Recast the lines from the beginning of the Dataset items through the line containing "- vibrate-icon: [378, 7, 390, 22]", including that line, as a numbered list, and leave out any blank lines.

Dataset items:
++++++
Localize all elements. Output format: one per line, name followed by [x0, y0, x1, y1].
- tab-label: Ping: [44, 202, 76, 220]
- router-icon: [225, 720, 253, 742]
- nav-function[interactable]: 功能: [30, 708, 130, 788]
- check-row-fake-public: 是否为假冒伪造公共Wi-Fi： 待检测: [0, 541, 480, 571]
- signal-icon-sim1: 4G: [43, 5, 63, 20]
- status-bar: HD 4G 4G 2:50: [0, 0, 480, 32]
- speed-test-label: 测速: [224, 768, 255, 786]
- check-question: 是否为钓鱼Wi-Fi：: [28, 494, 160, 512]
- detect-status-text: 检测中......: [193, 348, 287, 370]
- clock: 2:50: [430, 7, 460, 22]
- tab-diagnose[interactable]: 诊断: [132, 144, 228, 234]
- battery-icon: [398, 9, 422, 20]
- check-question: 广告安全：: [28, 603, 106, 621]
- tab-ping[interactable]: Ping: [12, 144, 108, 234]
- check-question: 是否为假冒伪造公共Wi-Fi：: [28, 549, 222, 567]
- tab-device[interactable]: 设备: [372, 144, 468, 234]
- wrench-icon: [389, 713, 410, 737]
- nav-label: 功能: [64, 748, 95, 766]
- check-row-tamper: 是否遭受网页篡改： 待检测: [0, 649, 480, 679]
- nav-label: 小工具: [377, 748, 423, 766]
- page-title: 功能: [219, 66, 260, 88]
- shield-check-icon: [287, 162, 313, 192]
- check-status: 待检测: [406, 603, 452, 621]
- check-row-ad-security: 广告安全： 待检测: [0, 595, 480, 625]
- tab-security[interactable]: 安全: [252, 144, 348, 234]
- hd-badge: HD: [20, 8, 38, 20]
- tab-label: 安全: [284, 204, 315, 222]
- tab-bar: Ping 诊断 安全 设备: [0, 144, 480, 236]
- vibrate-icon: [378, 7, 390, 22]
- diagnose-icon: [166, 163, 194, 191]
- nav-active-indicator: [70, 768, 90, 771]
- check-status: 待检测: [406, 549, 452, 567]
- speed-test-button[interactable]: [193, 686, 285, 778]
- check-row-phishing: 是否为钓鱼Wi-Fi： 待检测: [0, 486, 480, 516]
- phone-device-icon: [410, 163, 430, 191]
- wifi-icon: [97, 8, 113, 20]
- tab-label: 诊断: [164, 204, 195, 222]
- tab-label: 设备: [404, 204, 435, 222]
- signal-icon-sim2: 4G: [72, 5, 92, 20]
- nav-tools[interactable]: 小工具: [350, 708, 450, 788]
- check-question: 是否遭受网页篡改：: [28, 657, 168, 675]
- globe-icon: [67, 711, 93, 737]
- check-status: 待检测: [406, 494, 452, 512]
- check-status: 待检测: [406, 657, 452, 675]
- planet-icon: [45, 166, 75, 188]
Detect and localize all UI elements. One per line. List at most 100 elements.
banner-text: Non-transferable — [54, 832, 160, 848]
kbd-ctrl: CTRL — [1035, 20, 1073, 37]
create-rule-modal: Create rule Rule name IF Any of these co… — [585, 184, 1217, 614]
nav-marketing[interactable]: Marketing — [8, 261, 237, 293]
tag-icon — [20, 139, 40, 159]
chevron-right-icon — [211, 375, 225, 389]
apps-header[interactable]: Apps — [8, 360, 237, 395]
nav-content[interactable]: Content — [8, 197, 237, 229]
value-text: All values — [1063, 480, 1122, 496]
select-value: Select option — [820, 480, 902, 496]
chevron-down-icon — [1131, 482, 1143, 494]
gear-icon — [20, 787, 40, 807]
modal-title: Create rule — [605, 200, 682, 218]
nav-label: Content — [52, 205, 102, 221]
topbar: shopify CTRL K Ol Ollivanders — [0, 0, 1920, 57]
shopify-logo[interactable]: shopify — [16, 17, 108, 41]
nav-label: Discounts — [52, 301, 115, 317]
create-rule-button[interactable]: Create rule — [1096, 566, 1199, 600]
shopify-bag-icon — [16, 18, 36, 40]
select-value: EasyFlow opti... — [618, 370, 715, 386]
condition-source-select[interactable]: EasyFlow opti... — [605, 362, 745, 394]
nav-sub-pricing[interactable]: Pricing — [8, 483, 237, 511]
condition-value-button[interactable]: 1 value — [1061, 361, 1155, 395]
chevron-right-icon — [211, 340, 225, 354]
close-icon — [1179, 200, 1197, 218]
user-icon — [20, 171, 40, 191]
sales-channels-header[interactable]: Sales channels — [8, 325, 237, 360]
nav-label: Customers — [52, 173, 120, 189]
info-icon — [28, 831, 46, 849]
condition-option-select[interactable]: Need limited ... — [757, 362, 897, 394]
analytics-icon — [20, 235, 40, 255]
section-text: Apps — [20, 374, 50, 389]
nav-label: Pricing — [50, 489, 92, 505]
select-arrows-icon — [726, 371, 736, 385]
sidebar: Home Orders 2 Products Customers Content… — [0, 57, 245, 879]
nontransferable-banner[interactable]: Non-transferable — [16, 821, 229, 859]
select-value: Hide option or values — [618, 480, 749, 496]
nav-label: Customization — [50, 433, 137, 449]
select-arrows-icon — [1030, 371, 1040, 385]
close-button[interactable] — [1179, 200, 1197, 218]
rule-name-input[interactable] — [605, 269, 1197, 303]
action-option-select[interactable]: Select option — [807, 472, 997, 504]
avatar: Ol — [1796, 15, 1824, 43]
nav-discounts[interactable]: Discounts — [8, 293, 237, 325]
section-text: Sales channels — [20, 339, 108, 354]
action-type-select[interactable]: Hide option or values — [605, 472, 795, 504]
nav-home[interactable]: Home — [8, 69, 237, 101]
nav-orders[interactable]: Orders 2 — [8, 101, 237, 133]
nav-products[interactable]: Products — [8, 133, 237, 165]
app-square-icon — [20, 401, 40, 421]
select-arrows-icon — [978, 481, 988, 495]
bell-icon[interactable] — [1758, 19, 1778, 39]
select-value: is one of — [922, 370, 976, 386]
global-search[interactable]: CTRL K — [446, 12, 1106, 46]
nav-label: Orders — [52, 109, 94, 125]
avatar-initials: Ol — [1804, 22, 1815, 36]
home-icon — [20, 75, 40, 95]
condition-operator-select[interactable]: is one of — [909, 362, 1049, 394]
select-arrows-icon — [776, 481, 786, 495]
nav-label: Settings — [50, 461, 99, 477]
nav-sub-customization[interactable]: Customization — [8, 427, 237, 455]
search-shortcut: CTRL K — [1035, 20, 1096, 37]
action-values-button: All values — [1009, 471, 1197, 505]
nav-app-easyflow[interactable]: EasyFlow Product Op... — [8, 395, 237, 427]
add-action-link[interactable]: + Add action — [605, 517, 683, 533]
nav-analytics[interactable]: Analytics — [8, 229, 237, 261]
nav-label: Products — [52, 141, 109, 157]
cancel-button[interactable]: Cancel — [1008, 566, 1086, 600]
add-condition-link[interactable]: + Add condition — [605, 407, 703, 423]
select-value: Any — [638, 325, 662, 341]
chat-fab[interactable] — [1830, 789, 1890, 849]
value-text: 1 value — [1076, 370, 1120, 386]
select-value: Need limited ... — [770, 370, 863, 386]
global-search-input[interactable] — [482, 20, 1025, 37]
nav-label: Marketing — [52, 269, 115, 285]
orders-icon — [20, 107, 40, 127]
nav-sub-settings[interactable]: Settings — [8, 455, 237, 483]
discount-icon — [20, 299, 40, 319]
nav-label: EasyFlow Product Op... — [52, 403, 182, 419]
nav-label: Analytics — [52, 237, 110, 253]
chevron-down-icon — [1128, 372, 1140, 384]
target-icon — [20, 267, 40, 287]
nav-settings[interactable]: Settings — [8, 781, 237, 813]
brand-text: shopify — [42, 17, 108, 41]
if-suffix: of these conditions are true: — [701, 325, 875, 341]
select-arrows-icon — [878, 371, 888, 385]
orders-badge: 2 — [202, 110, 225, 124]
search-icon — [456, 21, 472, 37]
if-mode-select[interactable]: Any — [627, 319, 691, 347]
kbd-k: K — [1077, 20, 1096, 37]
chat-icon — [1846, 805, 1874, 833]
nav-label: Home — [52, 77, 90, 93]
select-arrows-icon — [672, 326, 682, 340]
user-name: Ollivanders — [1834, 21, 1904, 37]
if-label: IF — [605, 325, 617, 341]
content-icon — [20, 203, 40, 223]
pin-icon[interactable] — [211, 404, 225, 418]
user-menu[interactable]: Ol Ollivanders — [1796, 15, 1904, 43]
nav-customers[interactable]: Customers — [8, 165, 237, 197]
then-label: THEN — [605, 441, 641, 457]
++++++
**REPLY TO THE EXERCISE:**
1. Localize all elements. Output format: one per line, name followed by [x0, y0, x1, y1].
2. - tab-label: Ping: [44, 202, 76, 220]
3. - router-icon: [225, 720, 253, 742]
4. - nav-function[interactable]: 功能: [30, 708, 130, 788]
5. - check-row-fake-public: 是否为假冒伪造公共Wi-Fi： 待检测: [0, 541, 480, 571]
6. - signal-icon-sim1: 4G: [43, 5, 63, 20]
7. - status-bar: HD 4G 4G 2:50: [0, 0, 480, 32]
8. - speed-test-label: 测速: [224, 768, 255, 786]
9. - check-question: 是否为钓鱼Wi-Fi：: [28, 494, 160, 512]
10. - detect-status-text: 检测中......: [193, 348, 287, 370]
11. - clock: 2:50: [430, 7, 460, 22]
12. - tab-diagnose[interactable]: 诊断: [132, 144, 228, 234]
13. - battery-icon: [398, 9, 422, 20]
14. - check-question: 广告安全：: [28, 603, 106, 621]
15. - tab-ping[interactable]: Ping: [12, 144, 108, 234]
16. - check-question: 是否为假冒伪造公共Wi-Fi：: [28, 549, 222, 567]
17. - tab-device[interactable]: 设备: [372, 144, 468, 234]
18. - wrench-icon: [389, 713, 410, 737]
19. - nav-label: 功能: [64, 748, 95, 766]
20. - check-row-tamper: 是否遭受网页篡改： 待检测: [0, 649, 480, 679]
21. - nav-label: 小工具: [377, 748, 423, 766]
22. - page-title: 功能: [219, 66, 260, 88]
23. - shield-check-icon: [287, 162, 313, 192]
24. - check-status: 待检测: [406, 603, 452, 621]
25. - check-row-ad-security: 广告安全： 待检测: [0, 595, 480, 625]
26. - tab-security[interactable]: 安全: [252, 144, 348, 234]
27. - hd-badge: HD: [20, 8, 38, 20]
28. - tab-label: 安全: [284, 204, 315, 222]
29. - tab-bar: Ping 诊断 安全 设备: [0, 144, 480, 236]
30. - vibrate-icon: [378, 7, 390, 22]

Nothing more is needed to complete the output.